_EXERCISE_
Scan the entries below. List each line with "type".

Entries with figure data:
++++

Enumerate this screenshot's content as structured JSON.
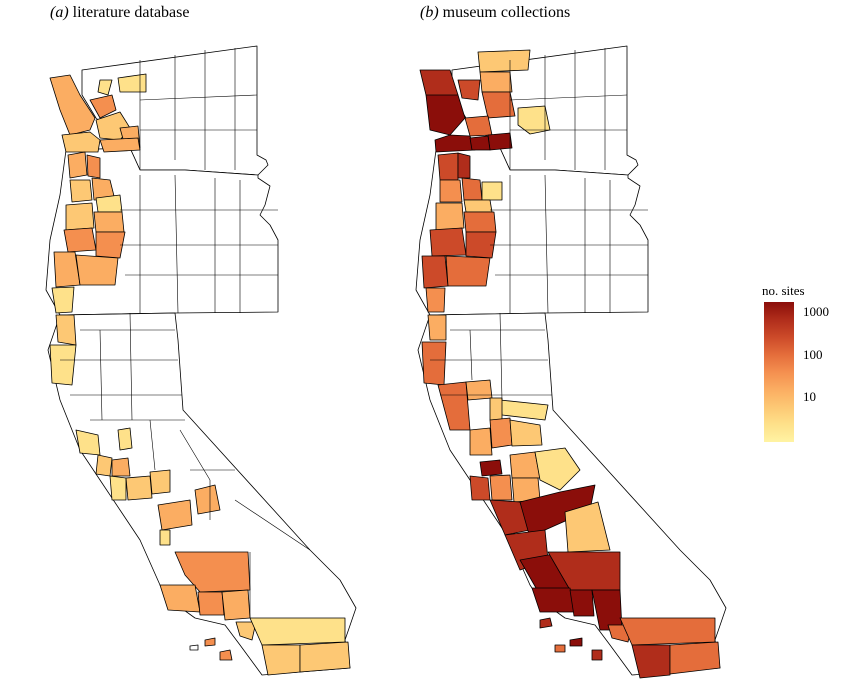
{
  "panels": [
    {
      "label": "(a)",
      "title": "literature database"
    },
    {
      "label": "(b)",
      "title": "museum collections"
    }
  ],
  "legend": {
    "title": "no. sites",
    "ticks": [
      "1000",
      "100",
      "10"
    ],
    "scale": "log",
    "colors": [
      "#fff3a3",
      "#fee18a",
      "#fdc874",
      "#fbad62",
      "#f48f4f",
      "#e46d3b",
      "#cc4a29",
      "#b02d1b",
      "#8b0e0a"
    ]
  },
  "chart_data": {
    "type": "choropleth",
    "region": "US West Coast counties (Washington, Oregon, California)",
    "measure": "no. sites",
    "scale": "log",
    "legend_ticks": [
      1000,
      100,
      10
    ],
    "panels": [
      {
        "label": "(a)",
        "title": "literature database"
      },
      {
        "label": "(b)",
        "title": "museum collections"
      }
    ]
  }
}
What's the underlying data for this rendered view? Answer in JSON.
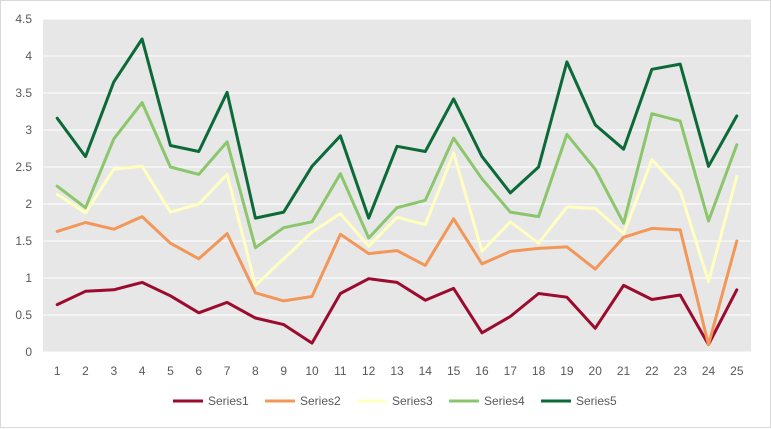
{
  "chart_data": {
    "type": "line",
    "title": "",
    "xlabel": "",
    "ylabel": "",
    "categories": [
      "1",
      "2",
      "3",
      "4",
      "5",
      "6",
      "7",
      "8",
      "9",
      "10",
      "11",
      "12",
      "13",
      "14",
      "15",
      "16",
      "17",
      "18",
      "19",
      "20",
      "21",
      "22",
      "23",
      "24",
      "25"
    ],
    "ylim": [
      0,
      4.5
    ],
    "y_ticks": [
      "0",
      "0.5",
      "1",
      "1.5",
      "2",
      "2.5",
      "3",
      "3.5",
      "4",
      "4.5"
    ],
    "grid": "horizontal",
    "legend_position": "bottom",
    "plot_background": "#e7e7e7",
    "series": [
      {
        "name": "Series1",
        "color": "#9b0b2e",
        "values": [
          0.64,
          0.82,
          0.84,
          0.94,
          0.76,
          0.53,
          0.67,
          0.46,
          0.37,
          0.12,
          0.79,
          0.99,
          0.94,
          0.7,
          0.86,
          0.26,
          0.48,
          0.79,
          0.74,
          0.32,
          0.9,
          0.71,
          0.77,
          0.1,
          0.84
        ]
      },
      {
        "name": "Series2",
        "color": "#f2975a",
        "values": [
          1.63,
          1.75,
          1.66,
          1.83,
          1.47,
          1.26,
          1.6,
          0.8,
          0.69,
          0.75,
          1.59,
          1.33,
          1.37,
          1.17,
          1.8,
          1.19,
          1.36,
          1.4,
          1.42,
          1.12,
          1.55,
          1.67,
          1.65,
          0.1,
          1.5
        ]
      },
      {
        "name": "Series3",
        "color": "#ffffc2",
        "values": [
          2.13,
          1.88,
          2.47,
          2.51,
          1.89,
          2.0,
          2.4,
          0.9,
          1.26,
          1.62,
          1.87,
          1.43,
          1.82,
          1.72,
          2.69,
          1.36,
          1.76,
          1.47,
          1.96,
          1.94,
          1.6,
          2.6,
          2.18,
          0.95,
          2.37
        ]
      },
      {
        "name": "Series4",
        "color": "#8cc66c",
        "values": [
          2.24,
          1.95,
          2.88,
          3.37,
          2.5,
          2.4,
          2.84,
          1.41,
          1.68,
          1.76,
          2.41,
          1.54,
          1.95,
          2.05,
          2.89,
          2.34,
          1.89,
          1.83,
          2.94,
          2.47,
          1.74,
          3.22,
          3.12,
          1.77,
          2.8
        ]
      },
      {
        "name": "Series5",
        "color": "#0b6a38",
        "values": [
          3.16,
          2.64,
          3.65,
          4.23,
          2.79,
          2.71,
          3.51,
          1.81,
          1.89,
          2.51,
          2.92,
          1.81,
          2.78,
          2.71,
          3.42,
          2.64,
          2.15,
          2.5,
          3.92,
          3.07,
          2.74,
          3.82,
          3.89,
          2.51,
          3.19
        ]
      }
    ]
  }
}
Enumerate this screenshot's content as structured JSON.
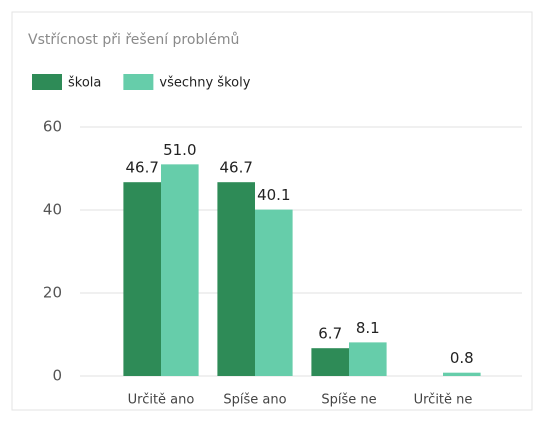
{
  "chart_data": {
    "type": "bar",
    "title": "Vstřícnost při řešení problémů",
    "categories": [
      "Určitě ano",
      "Spíše ano",
      "Spíše ne",
      "Určitě ne"
    ],
    "series": [
      {
        "name": "škola",
        "color": "#2e8b57",
        "values": [
          46.7,
          46.7,
          6.7,
          null
        ]
      },
      {
        "name": "všechny školy",
        "color": "#66cdaa",
        "values": [
          51.0,
          40.1,
          8.1,
          0.8
        ],
        "value_labels": [
          "51.0",
          "40.1",
          "8.1",
          "0.8"
        ]
      }
    ],
    "ylim": [
      0,
      60
    ],
    "yticks": [
      0,
      20,
      40,
      60
    ],
    "grid": true,
    "legend": "top-left"
  }
}
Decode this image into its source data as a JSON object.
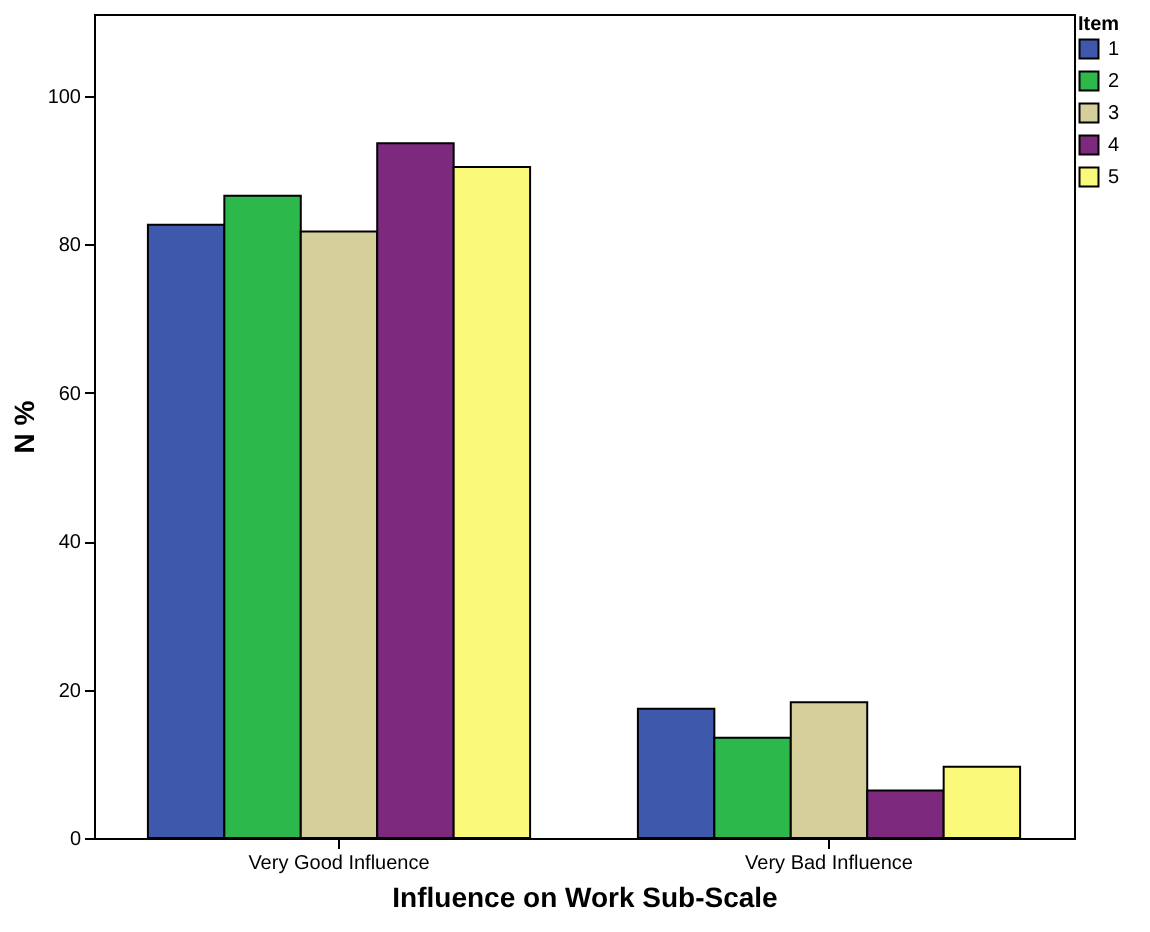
{
  "chart_data": {
    "type": "bar",
    "xlabel": "Influence on Work Sub-Scale",
    "ylabel": "N %",
    "legend_title": "Item",
    "categories": [
      "Very Good Influence",
      "Very Bad Influence"
    ],
    "series": [
      {
        "name": "1",
        "color": "#3e58ac",
        "values": [
          82.6,
          17.4
        ]
      },
      {
        "name": "2",
        "color": "#2db84b",
        "values": [
          86.5,
          13.5
        ]
      },
      {
        "name": "3",
        "color": "#d4cf9b",
        "values": [
          81.7,
          18.3
        ]
      },
      {
        "name": "4",
        "color": "#7d2a7e",
        "values": [
          93.6,
          6.4
        ]
      },
      {
        "name": "5",
        "color": "#fbf97a",
        "values": [
          90.4,
          9.6
        ]
      }
    ],
    "ylim": [
      0,
      111
    ],
    "yticks": [
      0,
      20,
      40,
      60,
      80,
      100
    ],
    "grid": false,
    "legend": "top right"
  }
}
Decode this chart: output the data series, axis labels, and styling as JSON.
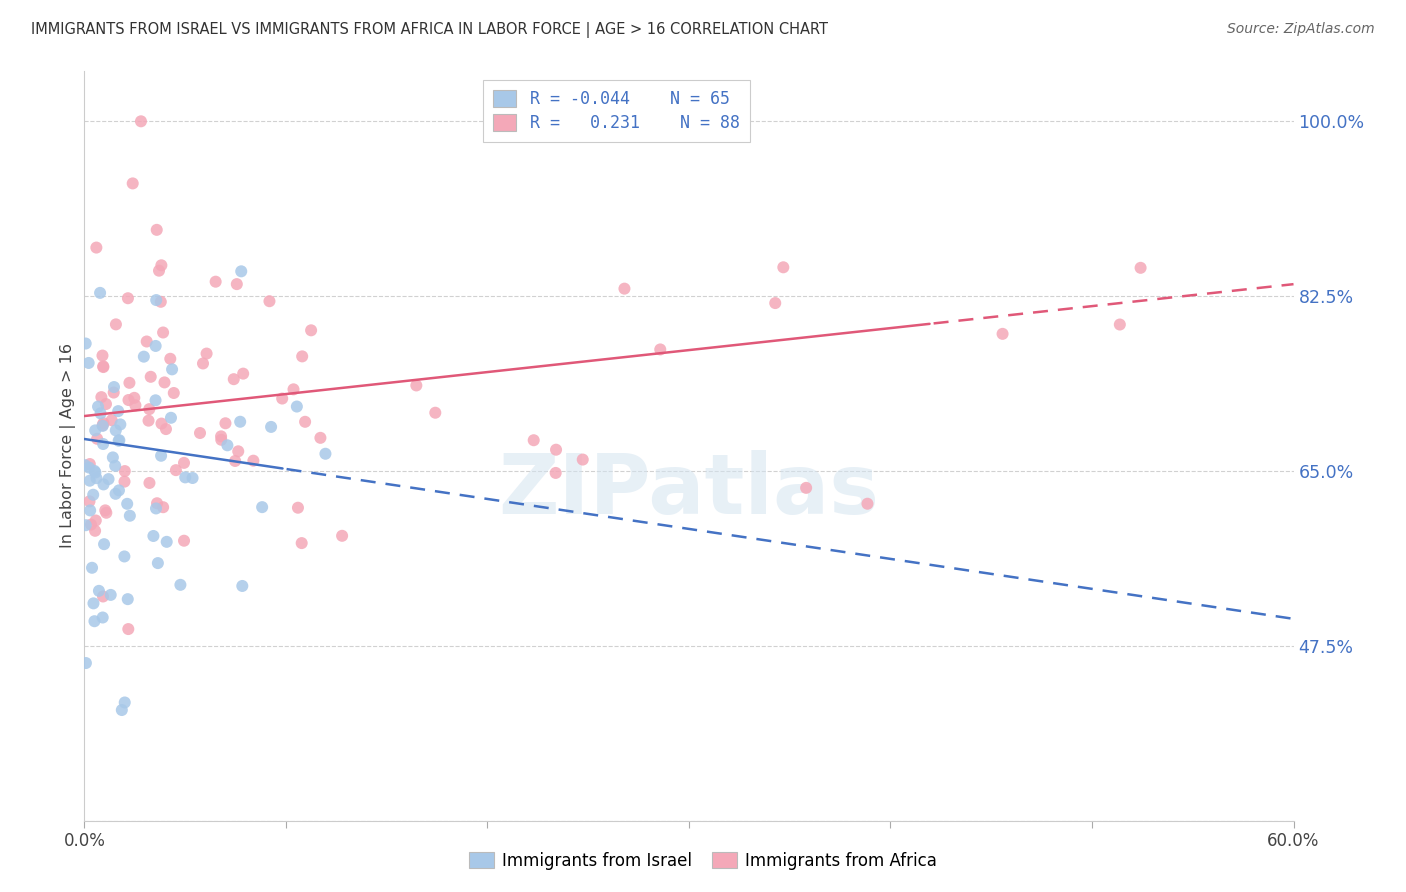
{
  "title": "IMMIGRANTS FROM ISRAEL VS IMMIGRANTS FROM AFRICA IN LABOR FORCE | AGE > 16 CORRELATION CHART",
  "source": "Source: ZipAtlas.com",
  "ylabel": "In Labor Force | Age > 16",
  "xlim": [
    0.0,
    0.6
  ],
  "ylim": [
    0.3,
    1.05
  ],
  "yticks": [
    0.475,
    0.65,
    0.825,
    1.0
  ],
  "ytick_labels": [
    "47.5%",
    "65.0%",
    "82.5%",
    "100.0%"
  ],
  "xticks": [
    0.0,
    0.1,
    0.2,
    0.3,
    0.4,
    0.5,
    0.6
  ],
  "xtick_labels": [
    "0.0%",
    "",
    "",
    "",
    "",
    "",
    "60.0%"
  ],
  "israel_R": -0.044,
  "israel_N": 65,
  "africa_R": 0.231,
  "africa_N": 88,
  "israel_color": "#a8c8e8",
  "africa_color": "#f4a8b8",
  "israel_line_color": "#4472c4",
  "africa_line_color": "#e05878",
  "background_color": "#ffffff",
  "watermark_text": "ZIPatlas",
  "legend_R1": "R = -0.044",
  "legend_N1": "N = 65",
  "legend_R2": "R =  0.231",
  "legend_N2": "N = 88"
}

++++

_COMPLETED TASK_
    "type": "choropleth",
    "type": "line",
    "type": "bar",
    "type": "bar",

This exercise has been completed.